__What is needed__
All lines in which the word "color" occurs are to be extracted.

Data listing
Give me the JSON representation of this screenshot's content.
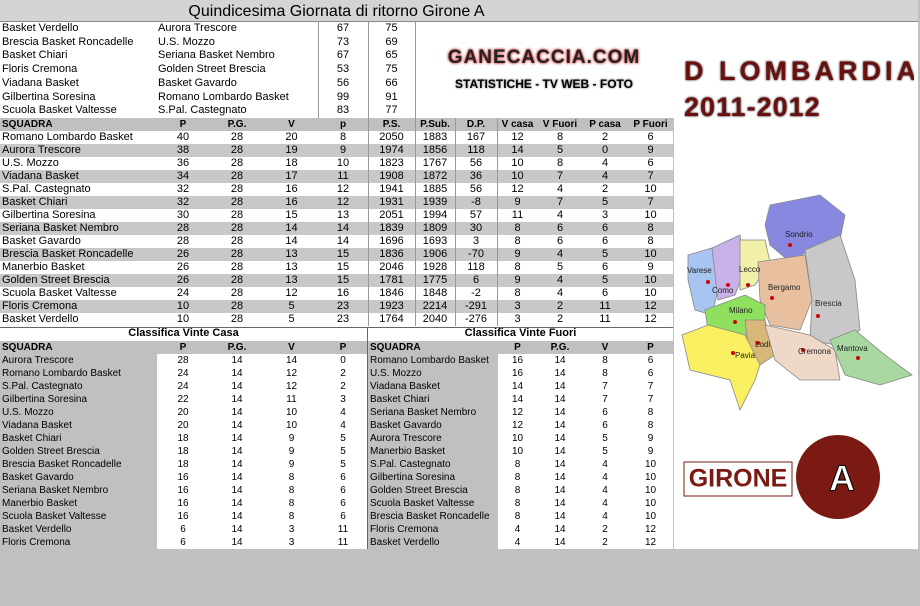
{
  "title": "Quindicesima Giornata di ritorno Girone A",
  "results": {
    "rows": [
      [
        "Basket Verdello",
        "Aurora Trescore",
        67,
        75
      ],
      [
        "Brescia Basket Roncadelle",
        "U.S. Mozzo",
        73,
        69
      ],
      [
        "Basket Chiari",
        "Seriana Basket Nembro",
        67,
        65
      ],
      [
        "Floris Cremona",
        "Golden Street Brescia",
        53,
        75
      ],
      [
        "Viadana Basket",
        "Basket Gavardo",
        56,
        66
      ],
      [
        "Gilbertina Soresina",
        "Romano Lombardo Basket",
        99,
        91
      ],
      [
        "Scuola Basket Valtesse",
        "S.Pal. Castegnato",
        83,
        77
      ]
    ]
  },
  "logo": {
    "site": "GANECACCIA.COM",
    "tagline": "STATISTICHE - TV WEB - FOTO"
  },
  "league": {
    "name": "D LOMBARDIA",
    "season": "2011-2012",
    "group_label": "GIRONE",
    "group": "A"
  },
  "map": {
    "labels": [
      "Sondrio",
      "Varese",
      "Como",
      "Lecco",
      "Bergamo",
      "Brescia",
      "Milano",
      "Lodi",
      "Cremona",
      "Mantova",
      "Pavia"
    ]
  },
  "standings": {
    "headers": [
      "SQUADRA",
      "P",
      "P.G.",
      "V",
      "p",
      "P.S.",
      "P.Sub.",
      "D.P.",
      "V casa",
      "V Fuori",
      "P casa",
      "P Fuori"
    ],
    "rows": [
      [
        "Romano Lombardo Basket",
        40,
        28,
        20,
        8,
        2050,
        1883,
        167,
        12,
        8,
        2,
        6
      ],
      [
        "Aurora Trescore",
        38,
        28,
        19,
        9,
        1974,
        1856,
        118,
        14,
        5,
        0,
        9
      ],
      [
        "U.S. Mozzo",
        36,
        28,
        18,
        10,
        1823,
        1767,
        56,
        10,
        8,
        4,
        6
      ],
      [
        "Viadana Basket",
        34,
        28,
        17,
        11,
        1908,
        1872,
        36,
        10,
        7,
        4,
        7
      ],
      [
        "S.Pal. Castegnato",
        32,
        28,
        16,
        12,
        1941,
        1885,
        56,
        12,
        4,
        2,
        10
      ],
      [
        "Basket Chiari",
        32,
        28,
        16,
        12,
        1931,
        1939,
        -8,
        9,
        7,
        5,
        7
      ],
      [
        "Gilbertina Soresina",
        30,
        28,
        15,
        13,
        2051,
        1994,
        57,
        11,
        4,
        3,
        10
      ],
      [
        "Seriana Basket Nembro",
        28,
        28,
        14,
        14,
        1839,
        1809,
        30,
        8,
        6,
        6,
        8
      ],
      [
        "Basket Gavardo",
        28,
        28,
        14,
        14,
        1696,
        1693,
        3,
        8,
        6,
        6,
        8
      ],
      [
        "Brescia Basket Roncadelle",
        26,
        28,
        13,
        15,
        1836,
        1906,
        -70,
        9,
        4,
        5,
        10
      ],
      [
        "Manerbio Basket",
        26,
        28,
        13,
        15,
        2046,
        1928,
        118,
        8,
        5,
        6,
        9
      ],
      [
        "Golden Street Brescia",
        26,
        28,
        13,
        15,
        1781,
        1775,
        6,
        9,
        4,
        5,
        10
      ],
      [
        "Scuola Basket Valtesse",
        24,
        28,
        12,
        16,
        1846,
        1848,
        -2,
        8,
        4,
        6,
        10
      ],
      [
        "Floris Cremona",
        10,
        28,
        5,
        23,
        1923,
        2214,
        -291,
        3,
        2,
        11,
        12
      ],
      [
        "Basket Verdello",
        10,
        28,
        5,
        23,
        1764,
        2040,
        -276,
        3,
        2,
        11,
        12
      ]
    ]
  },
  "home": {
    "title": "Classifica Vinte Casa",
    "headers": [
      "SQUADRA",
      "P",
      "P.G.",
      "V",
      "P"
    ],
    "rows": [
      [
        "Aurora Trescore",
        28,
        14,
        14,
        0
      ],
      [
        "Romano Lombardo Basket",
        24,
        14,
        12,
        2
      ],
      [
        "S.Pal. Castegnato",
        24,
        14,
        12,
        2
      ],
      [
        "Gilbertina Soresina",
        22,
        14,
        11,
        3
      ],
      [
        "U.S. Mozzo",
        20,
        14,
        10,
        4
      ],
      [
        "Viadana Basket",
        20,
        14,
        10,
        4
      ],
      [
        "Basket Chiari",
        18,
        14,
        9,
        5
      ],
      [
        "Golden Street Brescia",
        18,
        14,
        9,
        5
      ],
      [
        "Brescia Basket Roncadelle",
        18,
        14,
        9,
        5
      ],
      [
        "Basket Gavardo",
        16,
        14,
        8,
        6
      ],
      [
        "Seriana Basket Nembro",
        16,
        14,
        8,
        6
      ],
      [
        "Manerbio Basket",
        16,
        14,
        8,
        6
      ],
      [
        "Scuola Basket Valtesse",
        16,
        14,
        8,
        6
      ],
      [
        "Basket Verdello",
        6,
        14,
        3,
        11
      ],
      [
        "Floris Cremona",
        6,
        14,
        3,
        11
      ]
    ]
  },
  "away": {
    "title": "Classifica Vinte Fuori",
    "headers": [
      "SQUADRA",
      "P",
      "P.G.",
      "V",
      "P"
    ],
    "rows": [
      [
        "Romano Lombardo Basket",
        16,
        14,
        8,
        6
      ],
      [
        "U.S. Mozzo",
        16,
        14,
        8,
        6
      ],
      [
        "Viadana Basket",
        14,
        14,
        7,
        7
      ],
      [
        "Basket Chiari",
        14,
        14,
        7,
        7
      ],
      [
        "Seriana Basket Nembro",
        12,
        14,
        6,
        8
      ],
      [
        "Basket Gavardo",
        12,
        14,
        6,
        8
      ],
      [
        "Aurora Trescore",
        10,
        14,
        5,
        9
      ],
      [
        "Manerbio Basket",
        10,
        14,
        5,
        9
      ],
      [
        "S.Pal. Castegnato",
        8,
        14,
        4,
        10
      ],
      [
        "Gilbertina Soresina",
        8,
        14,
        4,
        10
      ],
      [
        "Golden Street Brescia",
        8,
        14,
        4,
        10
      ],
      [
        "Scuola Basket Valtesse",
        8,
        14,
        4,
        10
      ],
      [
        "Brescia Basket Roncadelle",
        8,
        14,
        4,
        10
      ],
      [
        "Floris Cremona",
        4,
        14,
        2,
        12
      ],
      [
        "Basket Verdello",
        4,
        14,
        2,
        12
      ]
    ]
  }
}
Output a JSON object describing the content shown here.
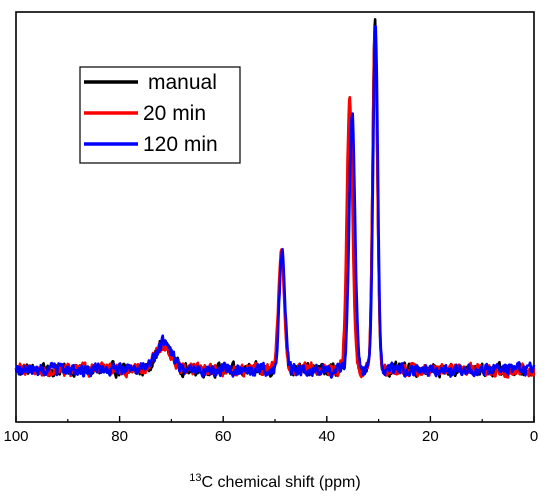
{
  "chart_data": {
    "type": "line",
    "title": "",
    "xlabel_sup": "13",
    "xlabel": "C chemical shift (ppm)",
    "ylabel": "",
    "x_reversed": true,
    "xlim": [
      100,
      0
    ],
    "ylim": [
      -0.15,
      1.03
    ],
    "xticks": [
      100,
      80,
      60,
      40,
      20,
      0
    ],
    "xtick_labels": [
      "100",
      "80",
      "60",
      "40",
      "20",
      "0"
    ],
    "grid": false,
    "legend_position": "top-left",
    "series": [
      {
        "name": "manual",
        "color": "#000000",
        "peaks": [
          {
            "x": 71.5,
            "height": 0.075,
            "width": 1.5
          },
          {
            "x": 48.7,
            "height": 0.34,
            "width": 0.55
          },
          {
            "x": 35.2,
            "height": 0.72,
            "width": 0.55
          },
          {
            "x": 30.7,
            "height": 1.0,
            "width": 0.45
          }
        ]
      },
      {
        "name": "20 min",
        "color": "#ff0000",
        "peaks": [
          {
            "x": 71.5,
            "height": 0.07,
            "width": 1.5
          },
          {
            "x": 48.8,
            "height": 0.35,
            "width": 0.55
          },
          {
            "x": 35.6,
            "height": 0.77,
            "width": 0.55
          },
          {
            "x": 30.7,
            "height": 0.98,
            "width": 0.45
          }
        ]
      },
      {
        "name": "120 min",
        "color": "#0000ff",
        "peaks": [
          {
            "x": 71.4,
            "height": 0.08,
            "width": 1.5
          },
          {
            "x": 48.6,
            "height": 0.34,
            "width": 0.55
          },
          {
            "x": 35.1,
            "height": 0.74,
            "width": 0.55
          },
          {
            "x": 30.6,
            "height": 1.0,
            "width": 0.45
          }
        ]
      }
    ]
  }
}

__Task result__
        "color": "#000000",
        "color": "#ff0000",
        "color": "#0000ff",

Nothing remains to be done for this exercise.